**** Information provided

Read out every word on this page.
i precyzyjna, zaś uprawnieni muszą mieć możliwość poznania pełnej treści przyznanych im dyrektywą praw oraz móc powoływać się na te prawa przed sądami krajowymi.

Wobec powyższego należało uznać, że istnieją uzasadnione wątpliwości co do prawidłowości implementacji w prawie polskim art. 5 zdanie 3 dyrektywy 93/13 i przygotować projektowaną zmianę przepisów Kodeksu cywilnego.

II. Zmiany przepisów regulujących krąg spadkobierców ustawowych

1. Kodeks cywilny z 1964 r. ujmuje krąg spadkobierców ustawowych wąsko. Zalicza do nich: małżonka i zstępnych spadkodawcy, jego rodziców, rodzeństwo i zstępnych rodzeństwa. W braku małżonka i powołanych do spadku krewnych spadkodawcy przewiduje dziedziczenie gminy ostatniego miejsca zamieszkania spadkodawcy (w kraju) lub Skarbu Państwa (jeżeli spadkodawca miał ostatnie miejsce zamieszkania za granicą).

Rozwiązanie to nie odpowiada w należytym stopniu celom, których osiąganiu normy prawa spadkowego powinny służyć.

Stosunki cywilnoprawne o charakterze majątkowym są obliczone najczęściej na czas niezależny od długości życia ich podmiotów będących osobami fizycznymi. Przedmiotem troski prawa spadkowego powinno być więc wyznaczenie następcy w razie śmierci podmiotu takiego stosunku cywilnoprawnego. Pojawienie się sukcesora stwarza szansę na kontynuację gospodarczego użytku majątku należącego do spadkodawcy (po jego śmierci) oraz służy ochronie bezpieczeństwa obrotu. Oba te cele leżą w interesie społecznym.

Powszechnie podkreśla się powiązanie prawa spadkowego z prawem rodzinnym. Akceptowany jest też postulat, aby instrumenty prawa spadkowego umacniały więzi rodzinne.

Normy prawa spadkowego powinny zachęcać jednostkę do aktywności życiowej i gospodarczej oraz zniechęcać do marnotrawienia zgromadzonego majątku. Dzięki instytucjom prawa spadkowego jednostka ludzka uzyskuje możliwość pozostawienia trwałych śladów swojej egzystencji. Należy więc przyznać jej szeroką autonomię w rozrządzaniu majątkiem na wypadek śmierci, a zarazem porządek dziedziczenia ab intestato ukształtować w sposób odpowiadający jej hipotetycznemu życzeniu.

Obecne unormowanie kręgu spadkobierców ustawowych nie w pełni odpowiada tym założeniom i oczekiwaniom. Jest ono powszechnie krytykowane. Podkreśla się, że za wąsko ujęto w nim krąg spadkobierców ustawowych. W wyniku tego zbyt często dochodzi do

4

********

**Given request**
Going through the entries above, report how many lines include the string "przepisów". The number alone is the answer.

**Answer to the problem**
2